▸ Provided passage:

START

Illustration by Calef Brown


A DIFFERENT TOM AND I TALKED FOR ALMOST an hour straight, almost without moving, almost without topic, using telephones. At the 56-minute mark, the shapeless discussion veered sharply toward asteroids and comets after I said, “I just read this story in the current Harper's about how life on Earth is destroyed by the occasional asteroid or comet. I found it terribly comforting.”


“Comforting?” said a different Tom, and I confirmed, “Yeah. Tom Bissell wrote this great article called 'A Comet's Tale: On the Science of Apocalypse.' It opens with a David St. Hubbins quote from This Is Spinal Tap and takes off toward all manner of fascinating shit — the serene etymology of the term apocalypse, volcanic winter in the 16th century, catastrophic implications of Earth's human population doubling between 1960 and 2000, Shoemaker-Levy 9's impact on Jupiter in 1994, that kind of thing. Ten thousand words, at least. But what stuck with me most was a section near the beginning describing the aftermath of a collision with an asteroid upward of a kilometer in diameter, called a 'civilization-ender.'”


“Do you have it in front of you?”


“Yeah.”


“Gimme a hundred words.”


“Okay:


 


The typical civilization-ender would be traveling roughly 20 kilometers a second, or 45,000 miles per hour — for visualization's sake, this is more than 50 times faster than your average bullet — producing an impact fireball several miles wide that, very briefly, would be as hot as the surface of the sun. If the asteroid hit land, a haze of dust and asteroidal sulfates would enshroud the entire stratosphere. This, combined with the soot from the worldwide forest fire the impact's thermal radiation would more or less instantaneously trigger, would plunge Earth into a cosmic winter lasting anywhere from three months to . . .

END

▸ Extracted entries:
START

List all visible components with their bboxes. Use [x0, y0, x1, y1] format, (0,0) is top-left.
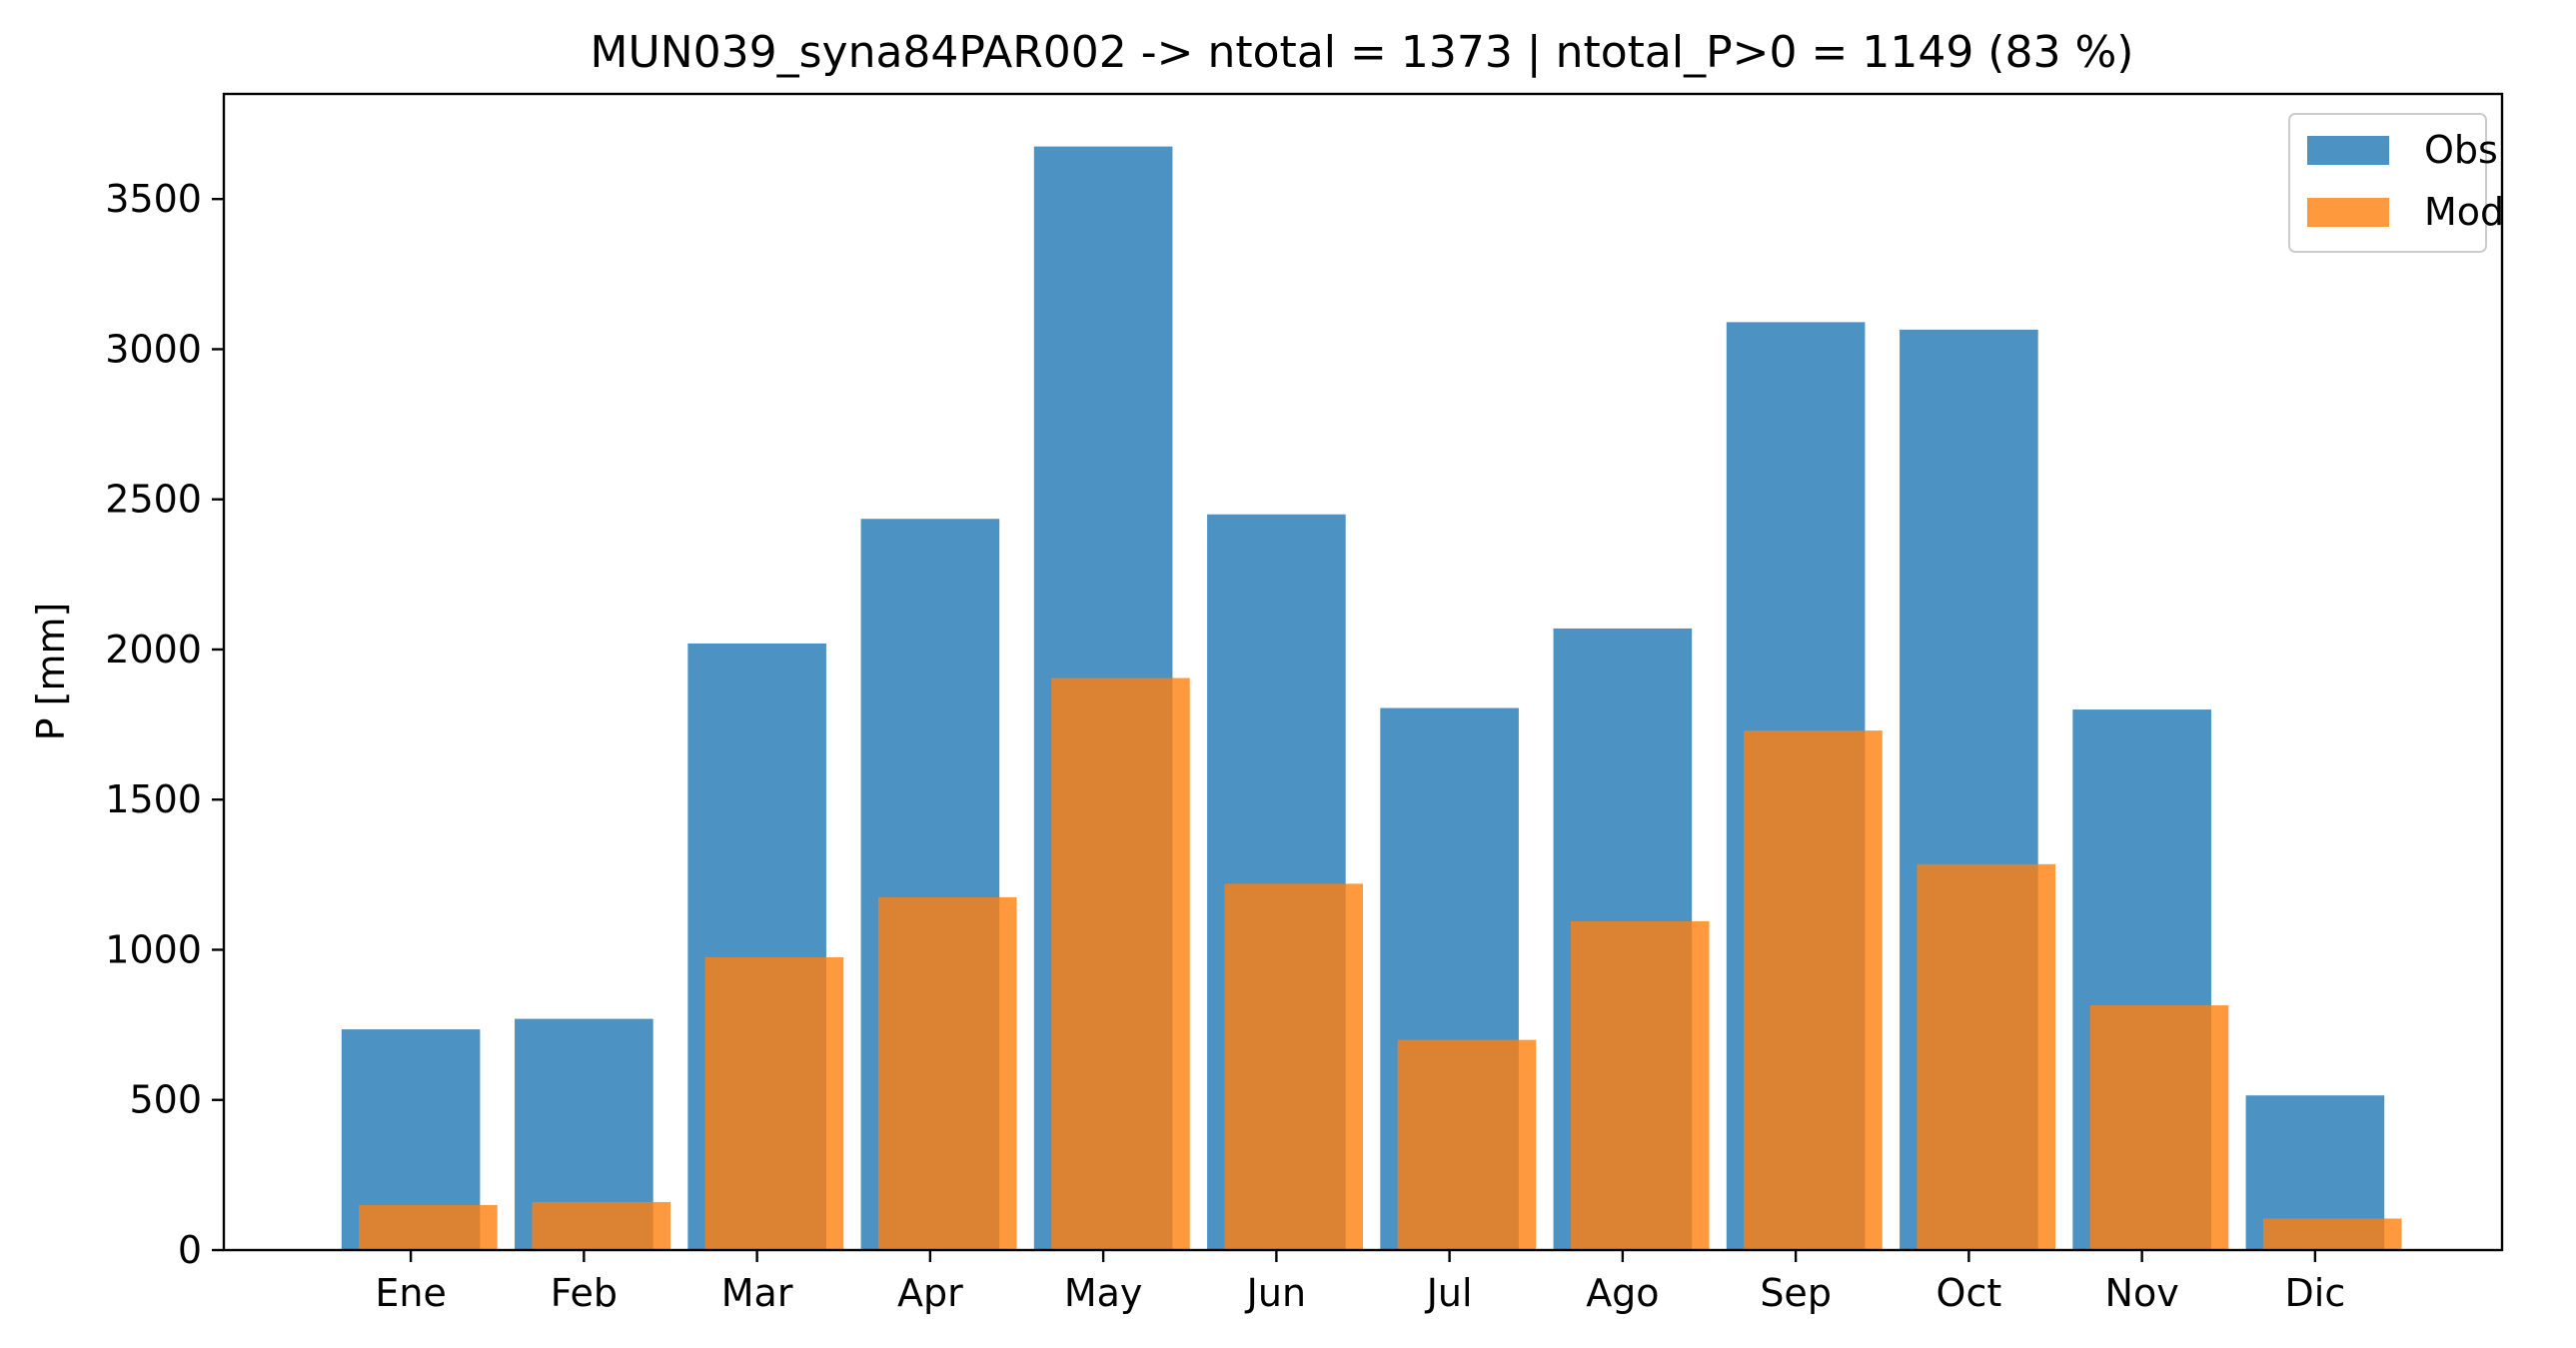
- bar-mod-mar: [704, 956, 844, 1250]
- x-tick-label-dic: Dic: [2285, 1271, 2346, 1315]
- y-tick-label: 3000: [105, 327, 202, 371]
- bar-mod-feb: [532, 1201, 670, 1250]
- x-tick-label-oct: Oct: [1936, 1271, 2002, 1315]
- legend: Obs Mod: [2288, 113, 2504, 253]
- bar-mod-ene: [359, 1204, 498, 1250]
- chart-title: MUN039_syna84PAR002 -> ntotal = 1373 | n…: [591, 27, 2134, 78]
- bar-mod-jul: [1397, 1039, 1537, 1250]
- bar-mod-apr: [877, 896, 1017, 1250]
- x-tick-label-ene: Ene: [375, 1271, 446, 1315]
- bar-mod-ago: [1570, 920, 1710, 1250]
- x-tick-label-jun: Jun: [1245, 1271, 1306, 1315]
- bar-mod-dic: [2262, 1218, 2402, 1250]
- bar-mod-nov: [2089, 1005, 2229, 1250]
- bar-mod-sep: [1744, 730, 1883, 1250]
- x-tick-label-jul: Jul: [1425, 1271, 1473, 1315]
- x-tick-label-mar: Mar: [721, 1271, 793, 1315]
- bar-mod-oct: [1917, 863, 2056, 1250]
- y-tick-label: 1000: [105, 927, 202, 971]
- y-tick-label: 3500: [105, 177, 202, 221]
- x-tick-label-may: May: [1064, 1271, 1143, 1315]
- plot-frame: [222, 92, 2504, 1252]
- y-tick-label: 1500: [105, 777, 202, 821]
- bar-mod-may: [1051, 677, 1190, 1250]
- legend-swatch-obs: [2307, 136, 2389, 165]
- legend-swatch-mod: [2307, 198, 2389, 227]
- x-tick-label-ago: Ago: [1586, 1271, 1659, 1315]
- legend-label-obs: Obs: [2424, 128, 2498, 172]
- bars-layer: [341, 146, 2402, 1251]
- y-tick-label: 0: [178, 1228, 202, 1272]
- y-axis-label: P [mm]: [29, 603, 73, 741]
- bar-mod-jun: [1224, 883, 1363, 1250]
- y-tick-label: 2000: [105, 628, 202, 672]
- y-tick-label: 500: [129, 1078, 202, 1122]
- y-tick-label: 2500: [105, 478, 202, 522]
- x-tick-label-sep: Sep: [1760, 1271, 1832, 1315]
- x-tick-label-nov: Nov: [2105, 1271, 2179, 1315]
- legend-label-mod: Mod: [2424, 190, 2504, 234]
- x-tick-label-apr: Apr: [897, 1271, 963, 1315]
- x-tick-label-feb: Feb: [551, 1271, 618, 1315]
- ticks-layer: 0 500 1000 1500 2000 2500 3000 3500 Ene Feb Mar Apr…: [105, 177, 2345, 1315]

END
START

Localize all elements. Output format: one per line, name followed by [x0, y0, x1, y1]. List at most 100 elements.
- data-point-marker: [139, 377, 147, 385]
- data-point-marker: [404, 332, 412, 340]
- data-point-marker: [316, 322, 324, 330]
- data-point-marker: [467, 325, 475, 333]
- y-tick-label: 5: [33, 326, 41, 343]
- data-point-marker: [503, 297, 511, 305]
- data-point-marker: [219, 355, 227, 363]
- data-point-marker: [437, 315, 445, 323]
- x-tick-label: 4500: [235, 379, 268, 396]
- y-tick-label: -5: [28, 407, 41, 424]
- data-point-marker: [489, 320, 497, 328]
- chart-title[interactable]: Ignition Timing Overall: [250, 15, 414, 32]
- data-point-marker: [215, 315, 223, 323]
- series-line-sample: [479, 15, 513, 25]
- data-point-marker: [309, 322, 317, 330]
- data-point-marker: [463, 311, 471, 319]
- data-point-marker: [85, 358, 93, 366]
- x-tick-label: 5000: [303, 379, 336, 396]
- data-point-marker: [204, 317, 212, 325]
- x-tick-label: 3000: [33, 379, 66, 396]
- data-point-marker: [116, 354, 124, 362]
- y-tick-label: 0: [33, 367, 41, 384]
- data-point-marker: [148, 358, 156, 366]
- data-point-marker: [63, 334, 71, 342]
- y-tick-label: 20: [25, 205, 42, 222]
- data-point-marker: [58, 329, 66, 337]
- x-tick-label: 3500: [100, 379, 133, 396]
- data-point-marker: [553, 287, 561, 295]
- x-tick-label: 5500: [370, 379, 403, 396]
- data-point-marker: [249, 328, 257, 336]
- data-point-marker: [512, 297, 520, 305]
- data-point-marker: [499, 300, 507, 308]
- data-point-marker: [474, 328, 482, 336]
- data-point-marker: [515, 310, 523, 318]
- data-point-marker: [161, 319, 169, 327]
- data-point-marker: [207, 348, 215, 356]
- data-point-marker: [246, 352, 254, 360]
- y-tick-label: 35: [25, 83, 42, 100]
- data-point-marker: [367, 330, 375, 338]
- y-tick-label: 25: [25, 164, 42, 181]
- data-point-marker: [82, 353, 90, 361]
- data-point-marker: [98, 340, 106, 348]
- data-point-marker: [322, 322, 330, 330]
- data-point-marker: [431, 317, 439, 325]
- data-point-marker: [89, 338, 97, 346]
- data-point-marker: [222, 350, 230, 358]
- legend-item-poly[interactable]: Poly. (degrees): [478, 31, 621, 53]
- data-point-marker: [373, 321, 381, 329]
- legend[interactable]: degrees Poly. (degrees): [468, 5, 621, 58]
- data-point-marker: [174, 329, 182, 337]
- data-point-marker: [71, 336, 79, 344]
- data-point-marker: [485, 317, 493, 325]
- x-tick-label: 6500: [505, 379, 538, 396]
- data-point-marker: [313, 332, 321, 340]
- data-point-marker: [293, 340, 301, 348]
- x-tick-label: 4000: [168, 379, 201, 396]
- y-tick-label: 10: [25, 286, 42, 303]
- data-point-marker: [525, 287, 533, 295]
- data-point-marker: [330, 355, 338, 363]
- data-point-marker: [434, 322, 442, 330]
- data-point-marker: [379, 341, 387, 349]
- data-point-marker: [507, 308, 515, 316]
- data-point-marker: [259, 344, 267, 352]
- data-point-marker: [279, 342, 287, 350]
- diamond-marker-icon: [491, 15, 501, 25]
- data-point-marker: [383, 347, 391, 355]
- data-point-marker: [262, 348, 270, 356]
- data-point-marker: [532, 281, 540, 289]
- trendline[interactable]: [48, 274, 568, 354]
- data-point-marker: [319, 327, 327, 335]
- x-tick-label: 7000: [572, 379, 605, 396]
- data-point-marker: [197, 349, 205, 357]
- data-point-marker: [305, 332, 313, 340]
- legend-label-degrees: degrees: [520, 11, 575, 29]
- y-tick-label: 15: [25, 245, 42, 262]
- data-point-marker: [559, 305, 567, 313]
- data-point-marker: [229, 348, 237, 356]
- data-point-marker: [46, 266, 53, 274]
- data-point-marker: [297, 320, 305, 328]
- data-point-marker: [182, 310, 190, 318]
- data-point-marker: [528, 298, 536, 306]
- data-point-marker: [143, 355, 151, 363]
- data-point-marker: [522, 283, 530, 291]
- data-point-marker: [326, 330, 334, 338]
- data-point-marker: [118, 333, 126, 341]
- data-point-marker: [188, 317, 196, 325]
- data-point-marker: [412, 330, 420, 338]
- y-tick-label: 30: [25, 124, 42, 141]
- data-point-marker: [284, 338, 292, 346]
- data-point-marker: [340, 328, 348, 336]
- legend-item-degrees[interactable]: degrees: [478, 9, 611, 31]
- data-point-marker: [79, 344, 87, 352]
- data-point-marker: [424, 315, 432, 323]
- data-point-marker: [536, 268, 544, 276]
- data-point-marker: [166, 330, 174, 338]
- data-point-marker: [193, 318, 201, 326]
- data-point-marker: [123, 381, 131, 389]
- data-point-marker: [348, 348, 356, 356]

END

▸ Aim of the exercise: In the text about a phone conversation on asteroids, translate this sentence into Spanish: "If the asteroid hit land, a haze of dust and asteroidal sulfates would enshroud the entire stratosphere."

▸ In response: Si el asteroide impactara en tierra, una bruma de polvo y sulfatos asteroidales envolvería toda la estratosfera.